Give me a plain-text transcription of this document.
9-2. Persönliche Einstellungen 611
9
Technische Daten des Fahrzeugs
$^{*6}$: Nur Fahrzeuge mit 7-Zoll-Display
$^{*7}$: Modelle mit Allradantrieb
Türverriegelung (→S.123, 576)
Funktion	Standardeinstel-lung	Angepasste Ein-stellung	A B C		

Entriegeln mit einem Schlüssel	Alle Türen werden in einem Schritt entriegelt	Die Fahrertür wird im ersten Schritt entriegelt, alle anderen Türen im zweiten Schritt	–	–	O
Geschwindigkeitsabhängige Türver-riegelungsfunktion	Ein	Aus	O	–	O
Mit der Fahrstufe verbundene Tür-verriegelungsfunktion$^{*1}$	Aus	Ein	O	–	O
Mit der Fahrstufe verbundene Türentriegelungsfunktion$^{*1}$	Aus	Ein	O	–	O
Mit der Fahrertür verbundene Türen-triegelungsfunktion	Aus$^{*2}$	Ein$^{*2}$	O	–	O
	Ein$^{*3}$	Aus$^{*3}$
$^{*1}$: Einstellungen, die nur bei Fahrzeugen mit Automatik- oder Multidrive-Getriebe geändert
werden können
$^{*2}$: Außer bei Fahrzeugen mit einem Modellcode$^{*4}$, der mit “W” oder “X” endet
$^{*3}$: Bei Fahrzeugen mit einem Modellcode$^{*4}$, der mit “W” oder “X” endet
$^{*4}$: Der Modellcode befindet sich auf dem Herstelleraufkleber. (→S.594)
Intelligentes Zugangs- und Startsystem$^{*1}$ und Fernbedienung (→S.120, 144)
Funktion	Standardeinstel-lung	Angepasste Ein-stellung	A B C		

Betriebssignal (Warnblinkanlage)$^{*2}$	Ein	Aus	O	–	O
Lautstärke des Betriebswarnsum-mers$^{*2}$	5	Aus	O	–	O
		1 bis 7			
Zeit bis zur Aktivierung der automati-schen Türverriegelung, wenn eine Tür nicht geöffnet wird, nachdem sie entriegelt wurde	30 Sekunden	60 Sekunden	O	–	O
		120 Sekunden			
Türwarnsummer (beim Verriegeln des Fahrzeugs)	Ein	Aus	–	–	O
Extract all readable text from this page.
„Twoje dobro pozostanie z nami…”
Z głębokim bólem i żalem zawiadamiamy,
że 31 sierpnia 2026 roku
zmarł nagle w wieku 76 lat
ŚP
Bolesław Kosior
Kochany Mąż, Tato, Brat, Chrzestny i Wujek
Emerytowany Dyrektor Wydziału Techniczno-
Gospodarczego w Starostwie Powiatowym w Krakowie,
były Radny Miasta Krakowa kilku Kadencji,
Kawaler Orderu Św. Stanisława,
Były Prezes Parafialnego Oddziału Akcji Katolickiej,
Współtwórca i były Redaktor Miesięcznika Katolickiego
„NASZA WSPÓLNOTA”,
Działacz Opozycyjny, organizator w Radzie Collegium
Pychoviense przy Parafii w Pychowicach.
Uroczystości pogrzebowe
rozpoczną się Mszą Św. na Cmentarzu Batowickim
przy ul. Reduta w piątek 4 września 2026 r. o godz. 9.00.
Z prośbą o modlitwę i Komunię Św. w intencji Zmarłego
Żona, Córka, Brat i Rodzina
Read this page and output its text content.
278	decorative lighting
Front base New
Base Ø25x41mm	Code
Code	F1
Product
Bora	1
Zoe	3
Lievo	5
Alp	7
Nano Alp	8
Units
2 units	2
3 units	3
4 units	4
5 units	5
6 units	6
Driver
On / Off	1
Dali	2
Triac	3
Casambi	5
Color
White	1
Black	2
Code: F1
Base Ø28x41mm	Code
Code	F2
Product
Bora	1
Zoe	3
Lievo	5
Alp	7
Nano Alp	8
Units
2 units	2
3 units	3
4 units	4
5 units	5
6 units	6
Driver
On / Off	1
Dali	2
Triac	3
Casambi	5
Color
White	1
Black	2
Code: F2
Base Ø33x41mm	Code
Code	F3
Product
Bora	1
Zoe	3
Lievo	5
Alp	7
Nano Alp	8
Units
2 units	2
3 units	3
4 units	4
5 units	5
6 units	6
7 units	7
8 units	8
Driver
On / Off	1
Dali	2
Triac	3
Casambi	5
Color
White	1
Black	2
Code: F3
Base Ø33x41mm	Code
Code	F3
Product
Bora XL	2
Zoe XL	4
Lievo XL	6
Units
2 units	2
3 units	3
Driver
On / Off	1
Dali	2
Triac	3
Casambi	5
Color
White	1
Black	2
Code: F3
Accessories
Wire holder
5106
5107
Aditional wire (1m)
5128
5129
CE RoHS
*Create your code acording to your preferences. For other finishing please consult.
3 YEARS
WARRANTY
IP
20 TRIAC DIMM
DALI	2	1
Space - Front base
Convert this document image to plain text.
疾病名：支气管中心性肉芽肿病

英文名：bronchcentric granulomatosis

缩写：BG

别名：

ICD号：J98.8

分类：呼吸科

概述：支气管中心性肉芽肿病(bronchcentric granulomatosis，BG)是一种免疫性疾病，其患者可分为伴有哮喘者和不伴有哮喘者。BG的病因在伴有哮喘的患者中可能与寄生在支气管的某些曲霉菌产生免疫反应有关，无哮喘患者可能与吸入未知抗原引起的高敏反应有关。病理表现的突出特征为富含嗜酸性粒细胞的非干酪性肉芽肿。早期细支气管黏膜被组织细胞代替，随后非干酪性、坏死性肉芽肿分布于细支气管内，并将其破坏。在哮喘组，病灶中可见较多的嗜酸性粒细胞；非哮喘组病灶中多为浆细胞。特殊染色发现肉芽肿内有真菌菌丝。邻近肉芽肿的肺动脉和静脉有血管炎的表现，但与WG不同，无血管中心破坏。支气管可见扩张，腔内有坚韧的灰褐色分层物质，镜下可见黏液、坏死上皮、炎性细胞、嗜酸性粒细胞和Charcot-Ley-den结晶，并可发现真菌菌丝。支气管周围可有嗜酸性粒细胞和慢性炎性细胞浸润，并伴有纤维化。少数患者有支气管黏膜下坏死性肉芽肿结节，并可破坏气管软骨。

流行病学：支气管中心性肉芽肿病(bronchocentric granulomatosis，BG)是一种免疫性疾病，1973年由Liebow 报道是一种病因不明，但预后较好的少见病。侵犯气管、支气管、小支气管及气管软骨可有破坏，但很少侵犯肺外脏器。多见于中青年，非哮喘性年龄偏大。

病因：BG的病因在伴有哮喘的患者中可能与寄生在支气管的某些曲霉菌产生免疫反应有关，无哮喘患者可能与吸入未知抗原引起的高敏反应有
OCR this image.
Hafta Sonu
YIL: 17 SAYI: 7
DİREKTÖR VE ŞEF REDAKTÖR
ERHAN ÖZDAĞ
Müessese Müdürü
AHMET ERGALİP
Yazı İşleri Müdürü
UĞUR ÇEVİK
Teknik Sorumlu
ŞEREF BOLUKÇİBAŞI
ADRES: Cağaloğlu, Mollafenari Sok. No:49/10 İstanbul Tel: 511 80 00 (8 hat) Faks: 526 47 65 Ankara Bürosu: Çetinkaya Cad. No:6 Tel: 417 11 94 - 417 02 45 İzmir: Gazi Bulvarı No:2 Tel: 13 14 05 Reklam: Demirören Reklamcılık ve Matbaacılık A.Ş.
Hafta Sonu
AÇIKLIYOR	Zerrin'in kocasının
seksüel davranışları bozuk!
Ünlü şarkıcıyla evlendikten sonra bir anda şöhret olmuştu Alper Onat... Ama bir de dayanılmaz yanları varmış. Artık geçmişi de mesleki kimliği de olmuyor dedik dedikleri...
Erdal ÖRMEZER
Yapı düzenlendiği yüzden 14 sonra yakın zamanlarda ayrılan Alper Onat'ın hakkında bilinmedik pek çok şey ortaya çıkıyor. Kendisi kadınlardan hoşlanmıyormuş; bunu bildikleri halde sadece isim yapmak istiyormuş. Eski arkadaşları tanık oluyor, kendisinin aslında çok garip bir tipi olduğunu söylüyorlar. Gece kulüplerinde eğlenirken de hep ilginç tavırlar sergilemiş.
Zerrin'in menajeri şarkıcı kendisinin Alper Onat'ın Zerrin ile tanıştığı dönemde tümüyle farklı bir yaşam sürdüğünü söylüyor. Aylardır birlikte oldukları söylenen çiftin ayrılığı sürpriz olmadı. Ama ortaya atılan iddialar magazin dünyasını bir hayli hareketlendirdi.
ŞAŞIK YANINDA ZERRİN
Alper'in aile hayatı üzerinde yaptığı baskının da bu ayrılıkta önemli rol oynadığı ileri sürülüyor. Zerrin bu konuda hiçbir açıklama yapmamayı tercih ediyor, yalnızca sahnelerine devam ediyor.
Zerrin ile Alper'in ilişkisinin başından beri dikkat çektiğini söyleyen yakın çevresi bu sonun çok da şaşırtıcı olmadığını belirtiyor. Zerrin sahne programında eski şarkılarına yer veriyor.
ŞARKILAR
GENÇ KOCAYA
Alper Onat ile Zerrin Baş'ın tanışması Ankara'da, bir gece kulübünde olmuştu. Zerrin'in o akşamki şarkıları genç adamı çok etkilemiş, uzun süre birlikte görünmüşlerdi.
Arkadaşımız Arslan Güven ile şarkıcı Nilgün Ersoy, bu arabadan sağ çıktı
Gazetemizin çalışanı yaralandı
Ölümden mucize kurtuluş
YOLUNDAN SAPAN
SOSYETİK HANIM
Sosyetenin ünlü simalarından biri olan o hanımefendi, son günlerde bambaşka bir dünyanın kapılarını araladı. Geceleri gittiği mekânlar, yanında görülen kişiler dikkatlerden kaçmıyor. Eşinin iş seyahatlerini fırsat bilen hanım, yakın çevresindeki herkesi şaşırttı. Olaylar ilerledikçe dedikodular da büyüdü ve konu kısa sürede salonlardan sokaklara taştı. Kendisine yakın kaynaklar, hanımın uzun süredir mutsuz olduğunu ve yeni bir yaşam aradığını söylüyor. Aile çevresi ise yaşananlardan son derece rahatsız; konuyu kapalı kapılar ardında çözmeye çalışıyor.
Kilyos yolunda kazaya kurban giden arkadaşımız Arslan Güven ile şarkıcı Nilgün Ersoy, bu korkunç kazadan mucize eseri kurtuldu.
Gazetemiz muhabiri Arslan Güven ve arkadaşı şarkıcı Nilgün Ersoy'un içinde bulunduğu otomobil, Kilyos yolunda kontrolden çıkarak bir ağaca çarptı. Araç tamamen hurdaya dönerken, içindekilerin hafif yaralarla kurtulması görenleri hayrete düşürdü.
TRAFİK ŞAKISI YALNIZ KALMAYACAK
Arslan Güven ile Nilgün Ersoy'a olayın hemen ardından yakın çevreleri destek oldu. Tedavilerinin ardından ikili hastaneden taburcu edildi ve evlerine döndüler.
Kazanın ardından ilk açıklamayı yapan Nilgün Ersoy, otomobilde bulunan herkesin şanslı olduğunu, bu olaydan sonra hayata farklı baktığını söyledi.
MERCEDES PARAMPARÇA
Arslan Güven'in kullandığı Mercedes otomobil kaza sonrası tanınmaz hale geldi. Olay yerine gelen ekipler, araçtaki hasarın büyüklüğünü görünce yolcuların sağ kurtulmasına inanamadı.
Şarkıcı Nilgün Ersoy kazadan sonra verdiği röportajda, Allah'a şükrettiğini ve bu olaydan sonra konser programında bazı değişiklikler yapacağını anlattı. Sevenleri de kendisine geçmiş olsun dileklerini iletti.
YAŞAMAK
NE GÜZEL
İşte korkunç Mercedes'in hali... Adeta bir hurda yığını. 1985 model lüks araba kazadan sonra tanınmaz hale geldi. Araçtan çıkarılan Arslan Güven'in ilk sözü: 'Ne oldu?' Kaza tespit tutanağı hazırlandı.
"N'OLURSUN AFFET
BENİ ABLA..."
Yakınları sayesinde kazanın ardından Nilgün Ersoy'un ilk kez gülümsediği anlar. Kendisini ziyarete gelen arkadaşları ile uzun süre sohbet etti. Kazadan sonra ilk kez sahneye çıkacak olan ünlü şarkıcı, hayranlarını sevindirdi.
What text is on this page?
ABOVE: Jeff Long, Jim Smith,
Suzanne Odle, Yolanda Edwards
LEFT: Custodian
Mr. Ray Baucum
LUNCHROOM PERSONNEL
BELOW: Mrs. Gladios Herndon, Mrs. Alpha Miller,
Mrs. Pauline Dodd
------
» TASK DIRECTIONS
Extract every line containing the string "uzun" from the material.

» FULL RESPONSE
Alper Onat ile Zerrin Baş'ın tanışması Ankara'da, bir gece kulübünde olmuştu. Zerrin'in o akşamki şarkıları genç adamı çok etkilemiş, uzun süre birlikte görünmüşlerdi.
Sosyetenin ünlü simalarından biri olan o hanımefendi, son günlerde bambaşka bir dünyanın kapılarını araladı. Geceleri gittiği mekânlar, yanında görülen kişiler dikkatlerden kaçmıyor. Eşinin iş seyahatlerini fırsat bilen hanım, yakın çevresindeki herkesi şaşırttı. Olaylar ilerledikçe dedikodular da büyüdü ve konu kısa sürede salonlardan sokaklara taştı. Kendisine yakın kaynaklar, hanımın uzun süredir mutsuz olduğunu ve yeni bir yaşam aradığını söylüyor. Aile çevresi ise yaşananlardan son derece rahatsız; konuyu kapalı kapılar ardında çözmeye çalışıyor.
Yakınları sayesinde kazanın ardından Nilgün Ersoy'un ilk kez gülümsediği anlar. Kendisini ziyarete gelen arkadaşları ile uzun süre sohbet etti. Kazadan sonra ilk kez sahneye çıkacak olan ünlü şarkıcı, hayranlarını sevindirdi.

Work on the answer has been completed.